[BEGIN]

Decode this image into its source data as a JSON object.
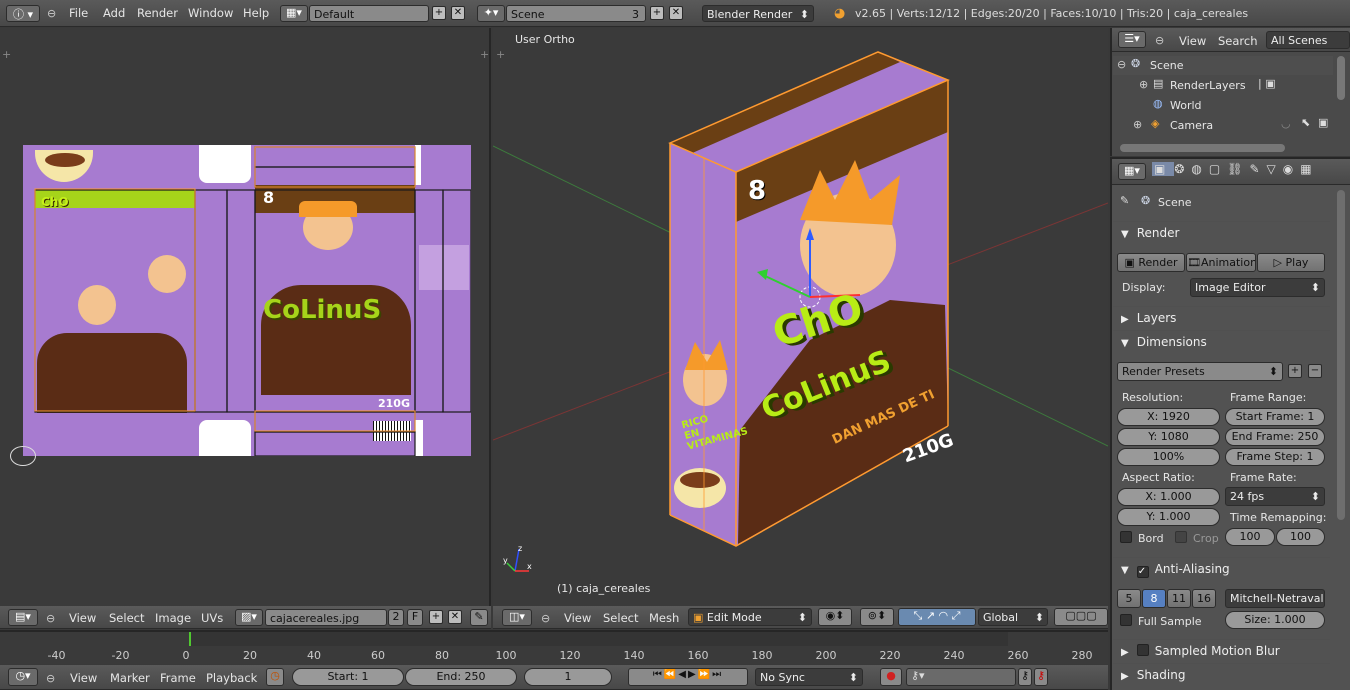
{
  "app": {
    "version_info": "v2.65 | Verts:12/12 | Edges:20/20 | Faces:10/10 | Tris:20 | caja_cereales"
  },
  "top_menu": [
    "File",
    "Add",
    "Render",
    "Window",
    "Help"
  ],
  "screen_layout": "Default",
  "scene_name": "Scene",
  "scene_users": "3",
  "render_engine": "Blender Render",
  "uv_editor": {
    "menus": [
      "View",
      "Select",
      "Image",
      "UVs"
    ],
    "image_name": "cajacereales.jpg",
    "users": "2",
    "fake_user": "F"
  },
  "viewport": {
    "label": "User Ortho",
    "object_label": "(1) caja_cereales",
    "menus": [
      "View",
      "Select",
      "Mesh"
    ],
    "mode": "Edit Mode",
    "orientation": "Global"
  },
  "outliner": {
    "menus": [
      "View",
      "Search"
    ],
    "filter": "All Scenes",
    "items": [
      "Scene",
      "RenderLayers",
      "World",
      "Camera"
    ]
  },
  "properties": {
    "context": "Scene",
    "render_panel": "Render",
    "render_buttons": [
      "Render",
      "Animation",
      "Play"
    ],
    "display_label": "Display:",
    "display_value": "Image Editor",
    "layers_panel": "Layers",
    "dimensions_panel": "Dimensions",
    "render_presets": "Render Presets",
    "resolution_label": "Resolution:",
    "res_x": "X: 1920",
    "res_y": "Y: 1080",
    "res_pct": "100%",
    "frame_range_label": "Frame Range:",
    "start_frame": "Start Frame: 1",
    "end_frame": "End Frame: 250",
    "frame_step": "Frame Step: 1",
    "aspect_label": "Aspect Ratio:",
    "aspect_x": "X: 1.000",
    "aspect_y": "Y: 1.000",
    "frame_rate_label": "Frame Rate:",
    "frame_rate": "24 fps",
    "time_remap_label": "Time Remapping:",
    "remap_old": "100",
    "remap_new": "100",
    "bord": "Bord",
    "crop": "Crop",
    "aa_panel": "Anti-Aliasing",
    "aa_samples": [
      "5",
      "8",
      "11",
      "16"
    ],
    "aa_filter": "Mitchell-Netravali",
    "full_sample": "Full Sample",
    "size": "Size: 1.000",
    "motion_blur": "Sampled Motion Blur",
    "shading": "Shading"
  },
  "timeline": {
    "ticks": [
      "-40",
      "-20",
      "0",
      "20",
      "40",
      "60",
      "80",
      "100",
      "120",
      "140",
      "160",
      "180",
      "200",
      "220",
      "240",
      "260",
      "280"
    ],
    "menus": [
      "View",
      "Marker",
      "Frame",
      "Playback"
    ],
    "start": "Start: 1",
    "end": "End: 250",
    "current": "1",
    "sync": "No Sync"
  },
  "box_art": {
    "brand_a": "ChO",
    "brand_b": "CoLinuS",
    "slogan": "DAN MAS DE TI",
    "weight": "210G",
    "number": "8",
    "vitamins": "RICO EN VITAMINAS"
  },
  "colors": {
    "purple": "#a77bd0",
    "brown": "#6a3f14",
    "green": "#a6d41a",
    "orange": "#f59a2a",
    "selection": "#ff9a30"
  }
}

[END]

• Required work
Your task is an exact transcription of all the data, minus the pictures.

• Output of the exercise
Decode this image into its source data as a JSON object.
{
  "app": {
    "version_info": "v2.65 | Verts:12/12 | Edges:20/20 | Faces:10/10 | Tris:20 | caja_cereales"
  },
  "top_menu": [
    "File",
    "Add",
    "Render",
    "Window",
    "Help"
  ],
  "screen_layout": "Default",
  "scene_name": "Scene",
  "scene_users": "3",
  "render_engine": "Blender Render",
  "uv_editor": {
    "menus": [
      "View",
      "Select",
      "Image",
      "UVs"
    ],
    "image_name": "cajacereales.jpg",
    "users": "2",
    "fake_user": "F"
  },
  "viewport": {
    "label": "User Ortho",
    "object_label": "(1) caja_cereales",
    "menus": [
      "View",
      "Select",
      "Mesh"
    ],
    "mode": "Edit Mode",
    "orientation": "Global"
  },
  "outliner": {
    "menus": [
      "View",
      "Search"
    ],
    "filter": "All Scenes",
    "items": [
      "Scene",
      "RenderLayers",
      "World",
      "Camera"
    ]
  },
  "properties": {
    "context": "Scene",
    "render_panel": "Render",
    "render_buttons": [
      "Render",
      "Animation",
      "Play"
    ],
    "display_label": "Display:",
    "display_value": "Image Editor",
    "layers_panel": "Layers",
    "dimensions_panel": "Dimensions",
    "render_presets": "Render Presets",
    "resolution_label": "Resolution:",
    "res_x": "X: 1920",
    "res_y": "Y: 1080",
    "res_pct": "100%",
    "frame_range_label": "Frame Range:",
    "start_frame": "Start Frame: 1",
    "end_frame": "End Frame: 250",
    "frame_step": "Frame Step: 1",
    "aspect_label": "Aspect Ratio:",
    "aspect_x": "X: 1.000",
    "aspect_y": "Y: 1.000",
    "frame_rate_label": "Frame Rate:",
    "frame_rate": "24 fps",
    "time_remap_label": "Time Remapping:",
    "remap_old": "100",
    "remap_new": "100",
    "bord": "Bord",
    "crop": "Crop",
    "aa_panel": "Anti-Aliasing",
    "aa_samples": [
      "5",
      "8",
      "11",
      "16"
    ],
    "aa_filter": "Mitchell-Netravali",
    "full_sample": "Full Sample",
    "size": "Size: 1.000",
    "motion_blur": "Sampled Motion Blur",
    "shading": "Shading"
  },
  "timeline": {
    "ticks": [
      "-40",
      "-20",
      "0",
      "20",
      "40",
      "60",
      "80",
      "100",
      "120",
      "140",
      "160",
      "180",
      "200",
      "220",
      "240",
      "260",
      "280"
    ],
    "menus": [
      "View",
      "Marker",
      "Frame",
      "Playback"
    ],
    "start": "Start: 1",
    "end": "End: 250",
    "current": "1",
    "sync": "No Sync"
  },
  "box_art": {
    "brand_a": "ChO",
    "brand_b": "CoLinuS",
    "slogan": "DAN MAS DE TI",
    "weight": "210G",
    "number": "8",
    "vitamins": "RICO EN VITAMINAS"
  },
  "colors": {
    "purple": "#a77bd0",
    "brown": "#6a3f14",
    "green": "#a6d41a",
    "orange": "#f59a2a",
    "selection": "#ff9a30"
  }
}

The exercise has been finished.